■ **EXERCISE DESCRIPTION**:
Copy each line that holds "icon".

━━━━━━━━━━━━━━━━━━━━━━━━━━━━━━

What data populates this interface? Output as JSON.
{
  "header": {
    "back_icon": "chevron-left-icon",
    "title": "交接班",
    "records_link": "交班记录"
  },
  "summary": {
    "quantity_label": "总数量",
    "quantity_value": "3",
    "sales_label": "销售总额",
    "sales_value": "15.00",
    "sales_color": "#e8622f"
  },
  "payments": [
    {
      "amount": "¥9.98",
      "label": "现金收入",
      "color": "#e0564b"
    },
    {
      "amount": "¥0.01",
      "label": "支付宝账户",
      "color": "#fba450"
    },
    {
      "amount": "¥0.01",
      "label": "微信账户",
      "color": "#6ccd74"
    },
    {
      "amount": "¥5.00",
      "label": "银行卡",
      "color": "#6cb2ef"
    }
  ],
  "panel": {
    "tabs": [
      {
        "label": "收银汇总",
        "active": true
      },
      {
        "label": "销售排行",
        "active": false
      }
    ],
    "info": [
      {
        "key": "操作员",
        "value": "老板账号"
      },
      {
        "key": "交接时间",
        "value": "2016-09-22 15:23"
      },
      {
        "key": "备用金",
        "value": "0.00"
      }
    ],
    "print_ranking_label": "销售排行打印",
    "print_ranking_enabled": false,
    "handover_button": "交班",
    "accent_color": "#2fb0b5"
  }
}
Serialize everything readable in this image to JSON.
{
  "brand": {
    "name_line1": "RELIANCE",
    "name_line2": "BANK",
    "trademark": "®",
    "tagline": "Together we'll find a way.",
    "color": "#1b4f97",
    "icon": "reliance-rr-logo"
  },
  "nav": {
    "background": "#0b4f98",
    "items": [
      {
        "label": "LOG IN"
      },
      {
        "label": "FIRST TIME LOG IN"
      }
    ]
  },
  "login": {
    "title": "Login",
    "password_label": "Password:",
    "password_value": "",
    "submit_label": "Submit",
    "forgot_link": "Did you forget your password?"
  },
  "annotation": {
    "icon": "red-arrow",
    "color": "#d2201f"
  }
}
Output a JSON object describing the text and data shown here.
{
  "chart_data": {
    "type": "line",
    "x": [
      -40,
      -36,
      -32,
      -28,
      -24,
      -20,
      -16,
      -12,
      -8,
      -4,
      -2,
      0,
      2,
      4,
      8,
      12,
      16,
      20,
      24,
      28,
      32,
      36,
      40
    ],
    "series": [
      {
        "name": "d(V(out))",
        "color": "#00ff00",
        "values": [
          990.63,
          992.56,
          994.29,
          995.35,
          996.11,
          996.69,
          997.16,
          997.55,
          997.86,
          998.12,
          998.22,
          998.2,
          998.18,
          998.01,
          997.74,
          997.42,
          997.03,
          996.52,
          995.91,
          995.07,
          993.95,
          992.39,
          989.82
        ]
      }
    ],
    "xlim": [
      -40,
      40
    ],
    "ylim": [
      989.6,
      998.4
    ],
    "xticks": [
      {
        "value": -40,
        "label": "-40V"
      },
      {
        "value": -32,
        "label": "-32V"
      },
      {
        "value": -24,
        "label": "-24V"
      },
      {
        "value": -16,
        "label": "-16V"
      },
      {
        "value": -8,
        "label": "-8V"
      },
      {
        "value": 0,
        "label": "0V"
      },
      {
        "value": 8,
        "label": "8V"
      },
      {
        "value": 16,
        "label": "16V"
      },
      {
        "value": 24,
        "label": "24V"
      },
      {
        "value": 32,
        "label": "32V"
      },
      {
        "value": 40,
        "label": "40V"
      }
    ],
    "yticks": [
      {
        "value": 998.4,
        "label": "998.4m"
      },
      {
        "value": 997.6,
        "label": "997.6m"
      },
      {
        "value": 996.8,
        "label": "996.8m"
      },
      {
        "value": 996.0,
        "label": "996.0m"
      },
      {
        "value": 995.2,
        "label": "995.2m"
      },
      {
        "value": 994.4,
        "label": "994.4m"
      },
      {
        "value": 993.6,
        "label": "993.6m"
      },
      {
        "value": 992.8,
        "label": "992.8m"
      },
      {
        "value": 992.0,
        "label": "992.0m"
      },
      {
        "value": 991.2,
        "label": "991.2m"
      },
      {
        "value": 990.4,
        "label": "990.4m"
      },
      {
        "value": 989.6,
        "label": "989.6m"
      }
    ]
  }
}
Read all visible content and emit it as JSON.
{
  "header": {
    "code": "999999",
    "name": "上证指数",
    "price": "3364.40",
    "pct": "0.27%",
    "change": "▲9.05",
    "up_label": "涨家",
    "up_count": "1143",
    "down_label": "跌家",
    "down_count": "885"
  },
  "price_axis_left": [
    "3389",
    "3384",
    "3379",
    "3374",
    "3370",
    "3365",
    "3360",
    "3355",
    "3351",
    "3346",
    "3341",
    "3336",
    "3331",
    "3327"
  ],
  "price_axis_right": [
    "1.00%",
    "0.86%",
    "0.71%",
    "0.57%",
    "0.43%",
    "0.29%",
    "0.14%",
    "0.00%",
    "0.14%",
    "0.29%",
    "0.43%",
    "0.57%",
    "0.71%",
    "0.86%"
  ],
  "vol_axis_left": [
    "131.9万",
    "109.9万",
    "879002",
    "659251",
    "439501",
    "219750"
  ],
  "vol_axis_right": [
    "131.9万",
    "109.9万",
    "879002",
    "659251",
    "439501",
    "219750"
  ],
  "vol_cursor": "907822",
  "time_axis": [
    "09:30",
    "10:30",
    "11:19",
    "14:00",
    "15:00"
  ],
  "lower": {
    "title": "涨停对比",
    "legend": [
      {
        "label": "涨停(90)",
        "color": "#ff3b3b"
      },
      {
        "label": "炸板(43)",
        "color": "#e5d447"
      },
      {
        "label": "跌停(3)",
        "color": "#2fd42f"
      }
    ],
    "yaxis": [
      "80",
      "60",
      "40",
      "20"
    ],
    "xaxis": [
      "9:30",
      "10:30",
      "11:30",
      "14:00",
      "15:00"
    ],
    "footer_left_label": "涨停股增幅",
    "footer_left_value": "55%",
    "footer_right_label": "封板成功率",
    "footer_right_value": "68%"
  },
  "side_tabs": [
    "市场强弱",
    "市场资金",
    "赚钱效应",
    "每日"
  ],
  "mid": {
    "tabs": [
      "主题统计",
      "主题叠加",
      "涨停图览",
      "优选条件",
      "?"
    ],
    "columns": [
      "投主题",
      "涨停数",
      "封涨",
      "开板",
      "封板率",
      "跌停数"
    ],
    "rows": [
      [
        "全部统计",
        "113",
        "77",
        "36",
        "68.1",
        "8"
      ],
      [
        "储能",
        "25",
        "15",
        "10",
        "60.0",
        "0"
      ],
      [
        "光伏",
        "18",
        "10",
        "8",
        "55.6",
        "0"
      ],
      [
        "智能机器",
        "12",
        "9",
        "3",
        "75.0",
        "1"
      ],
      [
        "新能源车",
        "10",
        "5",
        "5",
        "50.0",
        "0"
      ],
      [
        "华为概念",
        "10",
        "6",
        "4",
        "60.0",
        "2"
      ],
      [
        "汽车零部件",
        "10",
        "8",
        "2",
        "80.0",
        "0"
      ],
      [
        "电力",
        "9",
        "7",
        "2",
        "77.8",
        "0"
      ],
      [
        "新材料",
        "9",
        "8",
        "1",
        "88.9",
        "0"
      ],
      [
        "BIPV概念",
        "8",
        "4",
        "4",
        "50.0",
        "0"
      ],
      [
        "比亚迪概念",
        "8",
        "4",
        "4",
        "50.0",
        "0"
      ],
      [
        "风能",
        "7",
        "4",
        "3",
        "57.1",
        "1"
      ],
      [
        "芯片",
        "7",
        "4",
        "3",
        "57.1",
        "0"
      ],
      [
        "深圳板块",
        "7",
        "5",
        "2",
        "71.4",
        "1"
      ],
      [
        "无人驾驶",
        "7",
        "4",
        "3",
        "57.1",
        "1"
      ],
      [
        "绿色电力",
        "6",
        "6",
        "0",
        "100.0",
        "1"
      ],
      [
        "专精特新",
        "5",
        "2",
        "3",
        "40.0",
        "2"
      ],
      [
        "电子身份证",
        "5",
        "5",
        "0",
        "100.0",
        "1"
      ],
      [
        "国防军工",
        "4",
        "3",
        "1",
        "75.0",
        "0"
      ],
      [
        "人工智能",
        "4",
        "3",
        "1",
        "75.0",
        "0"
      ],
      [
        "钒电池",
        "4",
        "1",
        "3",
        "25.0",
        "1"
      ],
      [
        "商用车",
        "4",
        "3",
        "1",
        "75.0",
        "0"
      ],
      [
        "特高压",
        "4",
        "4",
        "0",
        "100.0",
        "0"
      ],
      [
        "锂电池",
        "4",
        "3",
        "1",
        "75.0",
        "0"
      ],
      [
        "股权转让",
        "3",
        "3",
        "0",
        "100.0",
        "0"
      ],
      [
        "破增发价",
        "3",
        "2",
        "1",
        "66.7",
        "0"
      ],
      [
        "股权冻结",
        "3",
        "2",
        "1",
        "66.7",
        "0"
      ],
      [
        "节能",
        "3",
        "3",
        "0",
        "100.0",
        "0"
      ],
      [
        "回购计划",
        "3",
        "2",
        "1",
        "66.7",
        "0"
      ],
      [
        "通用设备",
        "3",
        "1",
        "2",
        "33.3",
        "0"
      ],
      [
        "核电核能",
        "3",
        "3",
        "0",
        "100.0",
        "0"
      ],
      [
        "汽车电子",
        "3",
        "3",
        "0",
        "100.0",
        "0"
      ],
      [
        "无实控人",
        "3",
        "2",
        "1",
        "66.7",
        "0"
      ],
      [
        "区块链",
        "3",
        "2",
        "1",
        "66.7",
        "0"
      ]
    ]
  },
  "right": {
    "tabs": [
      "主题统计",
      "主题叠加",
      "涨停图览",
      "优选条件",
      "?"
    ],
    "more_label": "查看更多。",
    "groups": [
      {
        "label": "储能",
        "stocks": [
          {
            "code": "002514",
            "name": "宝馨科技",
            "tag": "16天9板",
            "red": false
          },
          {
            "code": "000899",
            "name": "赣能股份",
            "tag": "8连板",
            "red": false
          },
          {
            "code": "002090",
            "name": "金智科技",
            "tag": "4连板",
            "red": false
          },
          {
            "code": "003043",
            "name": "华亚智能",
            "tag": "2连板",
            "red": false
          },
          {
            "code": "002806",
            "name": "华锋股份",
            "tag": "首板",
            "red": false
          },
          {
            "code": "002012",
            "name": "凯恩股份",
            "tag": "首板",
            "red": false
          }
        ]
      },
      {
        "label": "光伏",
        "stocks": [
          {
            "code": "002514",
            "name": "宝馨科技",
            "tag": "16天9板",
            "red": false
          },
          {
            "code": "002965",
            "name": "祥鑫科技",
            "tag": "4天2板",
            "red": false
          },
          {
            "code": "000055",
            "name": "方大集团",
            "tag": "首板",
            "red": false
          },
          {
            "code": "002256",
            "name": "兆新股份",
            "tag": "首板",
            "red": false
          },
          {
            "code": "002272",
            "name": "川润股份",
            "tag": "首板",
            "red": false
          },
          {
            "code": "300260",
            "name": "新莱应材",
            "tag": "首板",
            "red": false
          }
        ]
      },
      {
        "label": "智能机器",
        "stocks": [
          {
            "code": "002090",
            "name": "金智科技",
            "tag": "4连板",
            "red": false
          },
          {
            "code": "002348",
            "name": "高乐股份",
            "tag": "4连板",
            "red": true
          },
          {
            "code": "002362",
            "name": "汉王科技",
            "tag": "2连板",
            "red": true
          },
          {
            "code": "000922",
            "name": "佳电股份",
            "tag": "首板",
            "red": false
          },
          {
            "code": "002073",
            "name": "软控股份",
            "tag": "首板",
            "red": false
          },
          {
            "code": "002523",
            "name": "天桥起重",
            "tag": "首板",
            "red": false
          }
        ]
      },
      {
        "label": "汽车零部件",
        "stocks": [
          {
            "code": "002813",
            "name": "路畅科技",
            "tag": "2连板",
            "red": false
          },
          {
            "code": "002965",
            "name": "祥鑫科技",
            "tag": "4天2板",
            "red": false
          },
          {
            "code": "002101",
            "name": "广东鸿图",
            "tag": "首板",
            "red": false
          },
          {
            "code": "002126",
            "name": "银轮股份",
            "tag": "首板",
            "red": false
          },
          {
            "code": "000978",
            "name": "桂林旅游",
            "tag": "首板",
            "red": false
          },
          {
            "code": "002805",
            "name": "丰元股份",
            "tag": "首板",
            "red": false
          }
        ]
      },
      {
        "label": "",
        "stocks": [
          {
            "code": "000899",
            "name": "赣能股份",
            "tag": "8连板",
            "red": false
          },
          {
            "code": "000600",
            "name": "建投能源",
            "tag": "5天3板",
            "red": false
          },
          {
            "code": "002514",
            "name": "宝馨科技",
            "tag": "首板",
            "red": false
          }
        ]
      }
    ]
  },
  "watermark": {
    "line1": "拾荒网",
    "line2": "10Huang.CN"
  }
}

━━━━━━━━━━━━━━━━━━━━━━━━━━━━━━

■ **WRITTEN REPLY**:
    "back_icon": "chevron-left-icon",
    "icon": "reliance-rr-logo"
    "icon": "red-arrow",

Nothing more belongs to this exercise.